(Dataset rows)
········

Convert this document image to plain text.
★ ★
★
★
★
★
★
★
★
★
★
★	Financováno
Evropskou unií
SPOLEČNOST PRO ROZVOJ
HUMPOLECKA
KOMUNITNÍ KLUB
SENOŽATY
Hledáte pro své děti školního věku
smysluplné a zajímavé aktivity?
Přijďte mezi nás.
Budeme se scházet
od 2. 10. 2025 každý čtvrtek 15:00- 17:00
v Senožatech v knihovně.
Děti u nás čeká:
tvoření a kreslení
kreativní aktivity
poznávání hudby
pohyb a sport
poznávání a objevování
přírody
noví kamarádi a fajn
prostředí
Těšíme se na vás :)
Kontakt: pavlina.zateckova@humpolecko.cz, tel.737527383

········

### REQUEST
Please reproduce each record precisely as written.

### WRITTEN ANSWER
Convert this document image to plain text.
★ ★
★
★
★
★
★
★
★
★
★
★	Financováno
Evropskou unií
SPOLEČNOST PRO ROZVOJ
HUMPOLECKA
KOMUNITNÍ KLUB
SENOŽATY
Hledáte pro své děti školního věku
smysluplné a zajímavé aktivity?
Přijďte mezi nás.
Budeme se scházet
od 2. 10. 2025 každý čtvrtek 15:00- 17:00
v Senožatech v knihovně.
Děti u nás čeká:
tvoření a kreslení
kreativní aktivity
poznávání hudby
pohyb a sport
poznávání a objevování
přírody
noví kamarádi a fajn
prostředí
Těšíme se na vás :)
Kontakt: pavlina.zateckova@humpolecko.cz, tel.737527383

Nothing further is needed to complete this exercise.